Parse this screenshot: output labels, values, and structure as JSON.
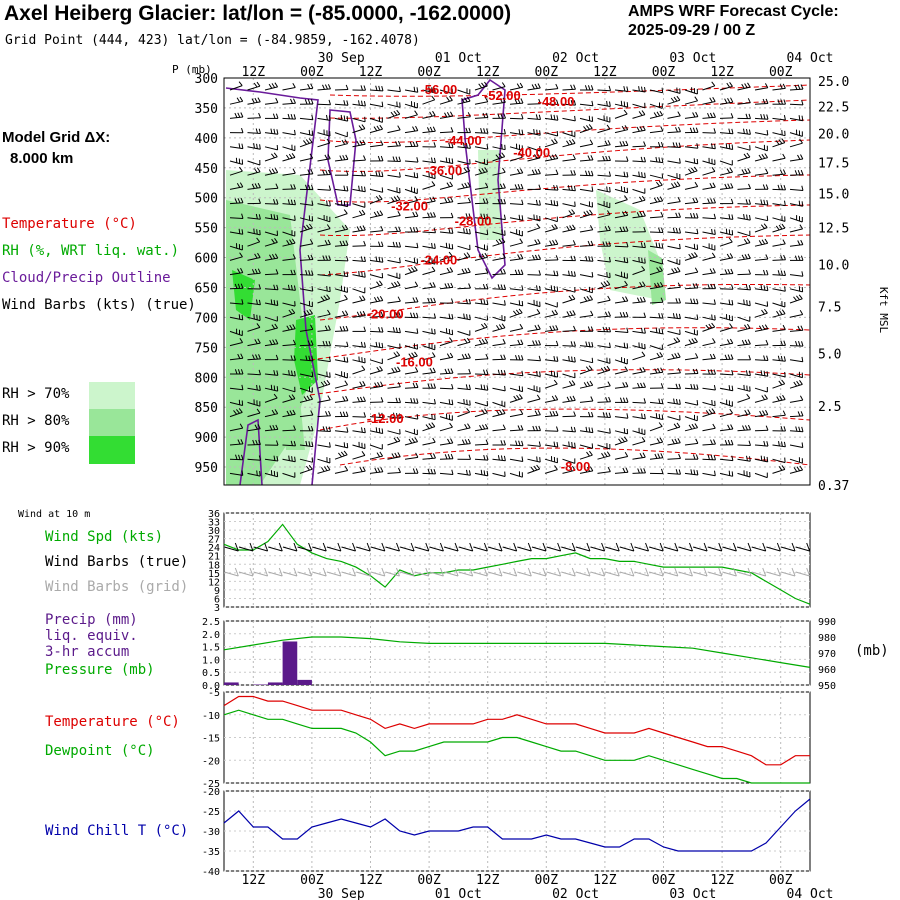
{
  "header": {
    "title": "Axel Heiberg Glacier:  lat/lon = (-85.0000, -162.0000)",
    "subtitle": "Grid Point (444, 423) lat/lon = (-84.9859, -162.4078)",
    "cycle_line1": "AMPS WRF Forecast Cycle:",
    "cycle_line2": "2025-09-29 / 00  Z",
    "grid_label_1": "Model Grid ΔX:",
    "grid_label_2": "8.000 km"
  },
  "colors": {
    "temperature": "#dd0000",
    "rh": "#00aa00",
    "cloud_outline": "#6a1b9a",
    "wind": "#000000",
    "wind_grid": "#aaaaaa",
    "precip": "#5b1a8a",
    "windchill": "#0000aa",
    "rh70": "#ccf5cc",
    "rh80": "#99e699",
    "rh90": "#33dd33"
  },
  "legend": {
    "temperature": "Temperature (°C)",
    "rh": "RH (%, WRT liq. wat.)",
    "cloud": "Cloud/Precip Outline",
    "wind": "Wind Barbs (kts) (true)",
    "rh70": "RH > 70%",
    "rh80": "RH > 80%",
    "rh90": "RH > 90%"
  },
  "panel_labels": {
    "wind_at_10m": "Wind at 10 m",
    "wind_spd": "Wind Spd (kts)",
    "wind_barbs_true": "Wind Barbs (true)",
    "wind_barbs_grid": "Wind Barbs (grid)",
    "precip_1": "Precip (mm)",
    "precip_2": "liq. equiv.",
    "precip_3": "3-hr accum",
    "pressure": "Pressure (mb)",
    "pressure_unit": "(mb)",
    "temperature": "Temperature (°C)",
    "dewpoint": "Dewpoint (°C)",
    "windchill": "Wind Chill T (°C)"
  },
  "chart_data": [
    {
      "type": "time-height cross section",
      "x_range_hours": [
        0,
        120
      ],
      "time_ticks": [
        "12Z",
        "00Z",
        "12Z",
        "00Z",
        "12Z",
        "00Z",
        "12Z",
        "00Z",
        "12Z",
        "00Z"
      ],
      "time_tick_hours": [
        6,
        18,
        30,
        42,
        54,
        66,
        78,
        90,
        102,
        114
      ],
      "date_labels": [
        "30 Sep",
        "01 Oct",
        "02 Oct",
        "03 Oct",
        "04 Oct"
      ],
      "date_label_hours": [
        24,
        48,
        72,
        96,
        120
      ],
      "ylabel": "P (mb)",
      "pressure_levels": [
        "300",
        "350",
        "400",
        "450",
        "500",
        "550",
        "600",
        "650",
        "700",
        "750",
        "800",
        "850",
        "900",
        "950"
      ],
      "height_axis_label": "Kft MSL",
      "height_ticks": [
        "25.0",
        "22.5",
        "20.0",
        "17.5",
        "15.0",
        "12.5",
        "10.0",
        "7.5",
        "5.0",
        "2.5",
        "0.37"
      ],
      "height_tick_pressures": [
        305,
        348,
        393,
        441,
        493,
        550,
        612,
        682,
        760,
        848,
        980
      ],
      "temperature_labels": [
        {
          "text": "-56.00",
          "hour": 44,
          "p": 320
        },
        {
          "text": "-52.00",
          "hour": 57,
          "p": 330
        },
        {
          "text": "-48.00",
          "hour": 68,
          "p": 340
        },
        {
          "text": "-44.00",
          "hour": 49,
          "p": 405
        },
        {
          "text": "-40.00",
          "hour": 63,
          "p": 425
        },
        {
          "text": "-36.00",
          "hour": 45,
          "p": 455
        },
        {
          "text": "-32.00",
          "hour": 38,
          "p": 515
        },
        {
          "text": "-28.00",
          "hour": 51,
          "p": 540
        },
        {
          "text": "-24.00",
          "hour": 44,
          "p": 605
        },
        {
          "text": "-20.00",
          "hour": 33,
          "p": 695
        },
        {
          "text": "-16.00",
          "hour": 39,
          "p": 775
        },
        {
          "text": "-12.00",
          "hour": 33,
          "p": 870
        },
        {
          "text": "-8.00",
          "hour": 72,
          "p": 950
        }
      ]
    },
    {
      "type": "line",
      "title": "Wind Spd (kts)",
      "yticks": [
        3,
        6,
        9,
        12,
        15,
        18,
        21,
        24,
        27,
        30,
        33,
        36
      ],
      "ylim": [
        3,
        36
      ],
      "x_hours": [
        0,
        3,
        6,
        9,
        12,
        15,
        18,
        21,
        24,
        27,
        30,
        33,
        36,
        39,
        42,
        45,
        48,
        51,
        54,
        57,
        60,
        63,
        66,
        69,
        72,
        75,
        78,
        81,
        84,
        87,
        90,
        93,
        96,
        99,
        102,
        105,
        108,
        111,
        114,
        117,
        120
      ],
      "values": [
        25,
        23,
        23,
        26,
        32,
        25,
        22,
        20,
        19,
        17,
        14,
        10,
        16,
        14,
        15,
        15,
        16,
        16,
        17,
        18,
        19,
        20,
        20,
        21,
        22,
        20,
        20,
        19,
        19,
        18,
        17,
        17,
        17,
        17,
        17,
        16,
        15,
        12,
        9,
        6,
        4
      ],
      "barbs_true_speed_kts": 24,
      "barbs_grid_speed_kts": 15
    },
    {
      "type": "bar+line",
      "title": "Precip (mm) / Pressure (mb)",
      "precip_yticks": [
        "2.5",
        "2.0",
        "1.5",
        "1.0",
        "0.5",
        "0.0"
      ],
      "precip_ylim": [
        0,
        2.5
      ],
      "pressure_yticks": [
        "990",
        "980",
        "970",
        "960",
        "950"
      ],
      "pressure_ylim": [
        950,
        990
      ],
      "precip": [
        {
          "start_hour": 0,
          "end_hour": 3,
          "value": 0.1
        },
        {
          "start_hour": 6,
          "end_hour": 9,
          "value": 0.02
        },
        {
          "start_hour": 9,
          "end_hour": 12,
          "value": 0.1
        },
        {
          "start_hour": 12,
          "end_hour": 15,
          "value": 1.7
        },
        {
          "start_hour": 15,
          "end_hour": 18,
          "value": 0.2
        }
      ],
      "pressure_x_hours": [
        0,
        6,
        12,
        18,
        24,
        30,
        36,
        42,
        48,
        54,
        60,
        66,
        72,
        78,
        84,
        90,
        96,
        102,
        108,
        114,
        120
      ],
      "pressure_values": [
        972,
        975,
        978,
        980,
        980,
        979,
        977,
        976,
        976,
        976,
        976,
        976,
        976,
        976,
        975,
        974,
        973,
        970,
        967,
        964,
        961
      ]
    },
    {
      "type": "line",
      "title": "Temperature / Dewpoint (°C)",
      "yticks": [
        -5,
        -10,
        -15,
        -20,
        -25
      ],
      "ylim": [
        -25,
        -5
      ],
      "x_hours": [
        0,
        3,
        6,
        9,
        12,
        15,
        18,
        21,
        24,
        27,
        30,
        33,
        36,
        39,
        42,
        45,
        48,
        51,
        54,
        57,
        60,
        63,
        66,
        69,
        72,
        75,
        78,
        81,
        84,
        87,
        90,
        93,
        96,
        99,
        102,
        105,
        108,
        111,
        114,
        117,
        120
      ],
      "temperature": [
        -8,
        -6,
        -6,
        -7,
        -7,
        -8,
        -9,
        -9,
        -9,
        -10,
        -11,
        -13,
        -12,
        -13,
        -12,
        -12,
        -12,
        -12,
        -11,
        -11,
        -10,
        -11,
        -12,
        -12,
        -12,
        -13,
        -14,
        -14,
        -14,
        -13,
        -14,
        -15,
        -16,
        -17,
        -17,
        -18,
        -19,
        -21,
        -21,
        -19,
        -19
      ],
      "dewpoint": [
        -10,
        -9,
        -10,
        -11,
        -11,
        -12,
        -13,
        -13,
        -13,
        -14,
        -16,
        -19,
        -18,
        -18,
        -17,
        -16,
        -16,
        -16,
        -16,
        -15,
        -15,
        -16,
        -17,
        -18,
        -18,
        -19,
        -20,
        -20,
        -20,
        -19,
        -20,
        -21,
        -22,
        -23,
        -24,
        -24,
        -25,
        -25,
        -25,
        -25,
        -25
      ]
    },
    {
      "type": "line",
      "title": "Wind Chill T (°C)",
      "yticks": [
        -20,
        -25,
        -30,
        -35,
        -40
      ],
      "ylim": [
        -40,
        -20
      ],
      "x_hours": [
        0,
        3,
        6,
        9,
        12,
        15,
        18,
        21,
        24,
        27,
        30,
        33,
        36,
        39,
        42,
        45,
        48,
        51,
        54,
        57,
        60,
        63,
        66,
        69,
        72,
        75,
        78,
        81,
        84,
        87,
        90,
        93,
        96,
        99,
        102,
        105,
        108,
        111,
        114,
        117,
        120
      ],
      "values": [
        -28,
        -25,
        -29,
        -29,
        -32,
        -32,
        -29,
        -28,
        -27,
        -28,
        -29,
        -27,
        -30,
        -31,
        -30,
        -30,
        -30,
        -29,
        -29,
        -32,
        -32,
        -32,
        -31,
        -32,
        -32,
        -33,
        -34,
        -34,
        -32,
        -32,
        -34,
        -35,
        -35,
        -35,
        -35,
        -35,
        -35,
        -33,
        -29,
        -25,
        -22
      ]
    }
  ]
}
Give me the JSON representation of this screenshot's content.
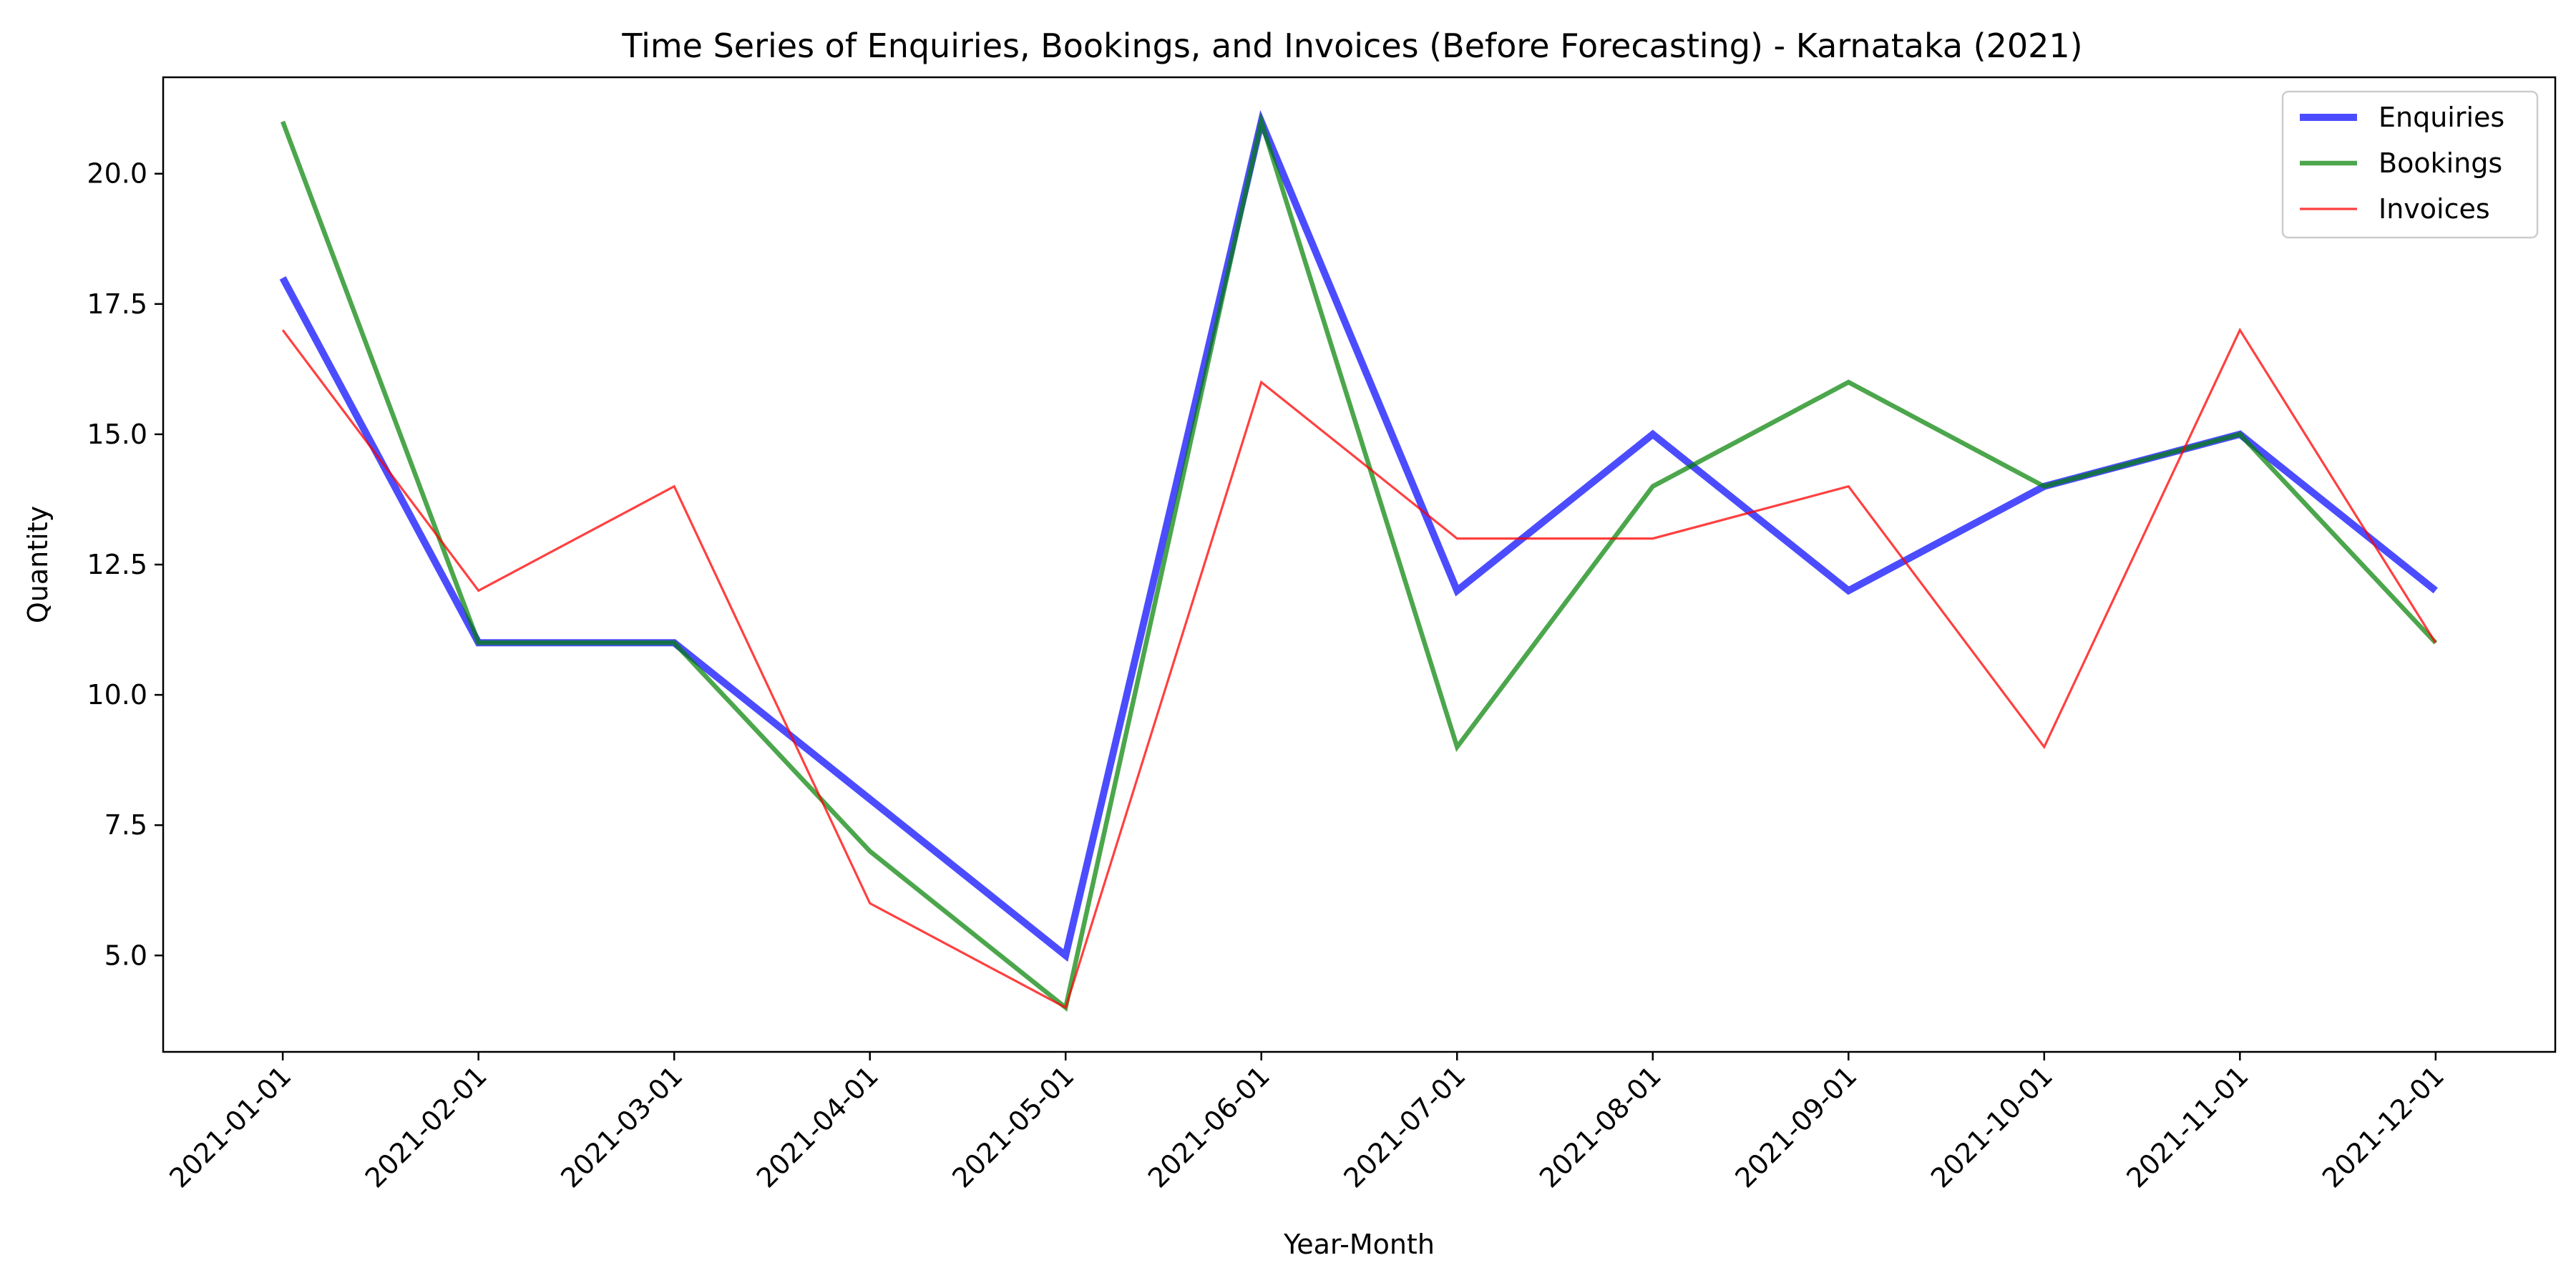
{
  "chart_data": {
    "type": "line",
    "title": "Time Series of Enquiries, Bookings, and Invoices (Before Forecasting) - Karnataka (2021)",
    "xlabel": "Year-Month",
    "ylabel": "Quantity",
    "x": [
      "2021-01-01",
      "2021-02-01",
      "2021-03-01",
      "2021-04-01",
      "2021-05-01",
      "2021-06-01",
      "2021-07-01",
      "2021-08-01",
      "2021-09-01",
      "2021-10-01",
      "2021-11-01",
      "2021-12-01"
    ],
    "ylim": [
      3.15,
      21.85
    ],
    "yticks": [
      5.0,
      7.5,
      10.0,
      12.5,
      15.0,
      17.5,
      20.0
    ],
    "ytick_labels": [
      "5.0",
      "7.5",
      "10.0",
      "12.5",
      "15.0",
      "17.5",
      "20.0"
    ],
    "grid": false,
    "legend_position": "top-right",
    "series": [
      {
        "name": "Enquiries",
        "color": "#0000ff",
        "values": [
          18,
          11,
          11,
          8,
          5,
          21,
          12,
          15,
          12,
          14,
          15,
          12
        ]
      },
      {
        "name": "Bookings",
        "color": "#008000",
        "values": [
          21,
          11,
          11,
          7,
          4,
          21,
          9,
          14,
          16,
          14,
          15,
          11
        ]
      },
      {
        "name": "Invoices",
        "color": "#ff0000",
        "values": [
          17,
          12,
          14,
          6,
          4,
          16,
          13,
          13,
          14,
          9,
          17,
          11
        ]
      }
    ]
  }
}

Goal: Give only the number of lines in the records that contain the string "windchill".

Solution below: 2